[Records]
++++++
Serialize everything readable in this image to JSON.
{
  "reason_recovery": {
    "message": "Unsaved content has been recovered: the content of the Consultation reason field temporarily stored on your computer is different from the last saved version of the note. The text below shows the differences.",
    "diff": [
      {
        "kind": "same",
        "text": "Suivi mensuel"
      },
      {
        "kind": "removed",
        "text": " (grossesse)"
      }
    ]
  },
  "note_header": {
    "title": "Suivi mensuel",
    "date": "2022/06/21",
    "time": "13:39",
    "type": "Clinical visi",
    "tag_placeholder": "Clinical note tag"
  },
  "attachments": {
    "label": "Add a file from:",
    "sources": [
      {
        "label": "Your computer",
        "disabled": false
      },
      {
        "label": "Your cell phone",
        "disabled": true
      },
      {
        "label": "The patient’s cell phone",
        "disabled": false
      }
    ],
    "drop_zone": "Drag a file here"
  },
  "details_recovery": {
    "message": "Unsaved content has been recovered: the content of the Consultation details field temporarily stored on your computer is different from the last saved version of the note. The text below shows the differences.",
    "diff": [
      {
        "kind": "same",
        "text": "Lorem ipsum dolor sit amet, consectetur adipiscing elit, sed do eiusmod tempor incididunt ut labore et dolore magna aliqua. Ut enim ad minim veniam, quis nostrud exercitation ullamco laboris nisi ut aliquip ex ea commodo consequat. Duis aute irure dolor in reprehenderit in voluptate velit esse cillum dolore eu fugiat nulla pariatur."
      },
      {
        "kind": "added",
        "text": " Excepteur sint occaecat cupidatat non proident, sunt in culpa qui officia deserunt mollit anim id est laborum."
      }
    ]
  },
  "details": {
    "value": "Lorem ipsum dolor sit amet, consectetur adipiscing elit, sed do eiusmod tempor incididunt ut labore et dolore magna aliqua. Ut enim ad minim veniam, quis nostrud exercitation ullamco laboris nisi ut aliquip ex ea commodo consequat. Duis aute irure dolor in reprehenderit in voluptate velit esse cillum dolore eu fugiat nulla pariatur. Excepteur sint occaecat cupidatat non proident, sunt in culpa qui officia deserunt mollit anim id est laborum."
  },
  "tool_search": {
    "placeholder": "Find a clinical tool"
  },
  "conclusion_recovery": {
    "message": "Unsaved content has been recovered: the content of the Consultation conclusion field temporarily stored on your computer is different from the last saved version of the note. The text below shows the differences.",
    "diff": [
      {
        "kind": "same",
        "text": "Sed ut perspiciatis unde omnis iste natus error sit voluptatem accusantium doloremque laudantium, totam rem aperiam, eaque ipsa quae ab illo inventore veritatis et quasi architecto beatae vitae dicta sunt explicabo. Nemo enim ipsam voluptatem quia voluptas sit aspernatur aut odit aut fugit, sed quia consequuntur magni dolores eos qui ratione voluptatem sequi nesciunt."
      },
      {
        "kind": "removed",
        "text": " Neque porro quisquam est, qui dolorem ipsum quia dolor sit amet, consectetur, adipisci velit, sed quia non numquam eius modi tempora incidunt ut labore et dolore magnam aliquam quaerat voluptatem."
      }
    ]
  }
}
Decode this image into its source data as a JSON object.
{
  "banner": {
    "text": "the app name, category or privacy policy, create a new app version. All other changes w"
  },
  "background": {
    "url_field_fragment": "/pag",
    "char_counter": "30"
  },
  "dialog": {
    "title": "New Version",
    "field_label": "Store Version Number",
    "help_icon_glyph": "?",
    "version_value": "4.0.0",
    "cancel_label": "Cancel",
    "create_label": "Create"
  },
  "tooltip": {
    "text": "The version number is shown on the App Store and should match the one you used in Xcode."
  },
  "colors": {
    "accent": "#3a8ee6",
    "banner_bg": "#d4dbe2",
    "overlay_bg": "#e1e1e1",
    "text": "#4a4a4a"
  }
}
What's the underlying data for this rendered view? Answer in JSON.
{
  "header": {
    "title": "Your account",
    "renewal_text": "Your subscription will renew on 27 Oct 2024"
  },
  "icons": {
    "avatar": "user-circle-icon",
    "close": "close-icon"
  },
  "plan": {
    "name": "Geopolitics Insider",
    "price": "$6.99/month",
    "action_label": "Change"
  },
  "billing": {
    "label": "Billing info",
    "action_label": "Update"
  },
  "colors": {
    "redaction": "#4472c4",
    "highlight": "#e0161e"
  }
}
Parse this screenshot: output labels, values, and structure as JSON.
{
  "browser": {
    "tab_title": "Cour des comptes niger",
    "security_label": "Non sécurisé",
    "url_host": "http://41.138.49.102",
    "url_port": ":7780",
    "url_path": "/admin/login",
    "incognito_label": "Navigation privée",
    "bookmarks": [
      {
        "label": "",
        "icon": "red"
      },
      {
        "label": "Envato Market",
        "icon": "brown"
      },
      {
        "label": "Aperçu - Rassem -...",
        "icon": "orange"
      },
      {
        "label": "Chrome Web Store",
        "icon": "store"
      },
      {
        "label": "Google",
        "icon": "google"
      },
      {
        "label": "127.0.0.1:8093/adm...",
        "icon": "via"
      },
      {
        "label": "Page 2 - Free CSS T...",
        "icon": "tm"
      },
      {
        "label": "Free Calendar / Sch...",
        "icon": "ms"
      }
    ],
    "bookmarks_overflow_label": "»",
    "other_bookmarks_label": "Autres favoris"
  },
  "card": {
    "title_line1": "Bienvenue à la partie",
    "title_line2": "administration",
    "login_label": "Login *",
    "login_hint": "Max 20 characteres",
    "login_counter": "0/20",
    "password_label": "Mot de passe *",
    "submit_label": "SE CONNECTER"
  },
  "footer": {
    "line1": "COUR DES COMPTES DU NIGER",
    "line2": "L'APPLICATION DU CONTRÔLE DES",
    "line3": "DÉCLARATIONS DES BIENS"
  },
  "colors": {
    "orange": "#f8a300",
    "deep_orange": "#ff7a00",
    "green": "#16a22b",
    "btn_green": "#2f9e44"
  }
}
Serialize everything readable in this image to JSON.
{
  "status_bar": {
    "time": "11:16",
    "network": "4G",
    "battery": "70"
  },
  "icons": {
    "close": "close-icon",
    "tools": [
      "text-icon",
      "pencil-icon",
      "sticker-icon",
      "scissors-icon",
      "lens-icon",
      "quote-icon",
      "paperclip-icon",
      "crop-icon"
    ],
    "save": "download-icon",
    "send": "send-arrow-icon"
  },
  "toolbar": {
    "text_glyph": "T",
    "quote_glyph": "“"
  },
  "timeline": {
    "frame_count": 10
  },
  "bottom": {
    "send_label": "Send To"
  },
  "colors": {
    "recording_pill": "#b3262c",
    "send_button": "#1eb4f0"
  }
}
++++++
• [Exercise]:
Scan the listing above and copy all lines containing the word "irure".

• [Response below]:
        "text": "Lorem ipsum dolor sit amet, consectetur adipiscing elit, sed do eiusmod tempor incididunt ut labore et dolore magna aliqua. Ut enim ad minim veniam, quis nostrud exercitation ullamco laboris nisi ut aliquip ex ea commodo consequat. Duis aute irure dolor in reprehenderit in voluptate velit esse cillum dolore eu fugiat nulla pariatur."
    "value": "Lorem ipsum dolor sit amet, consectetur adipiscing elit, sed do eiusmod tempor incididunt ut labore et dolore magna aliqua. Ut enim ad minim veniam, quis nostrud exercitation ullamco laboris nisi ut aliquip ex ea commodo consequat. Duis aute irure dolor in reprehenderit in voluptate velit esse cillum dolore eu fugiat nulla pariatur. Excepteur sint occaecat cupidatat non proident, sunt in culpa qui officia deserunt mollit anim id est laborum."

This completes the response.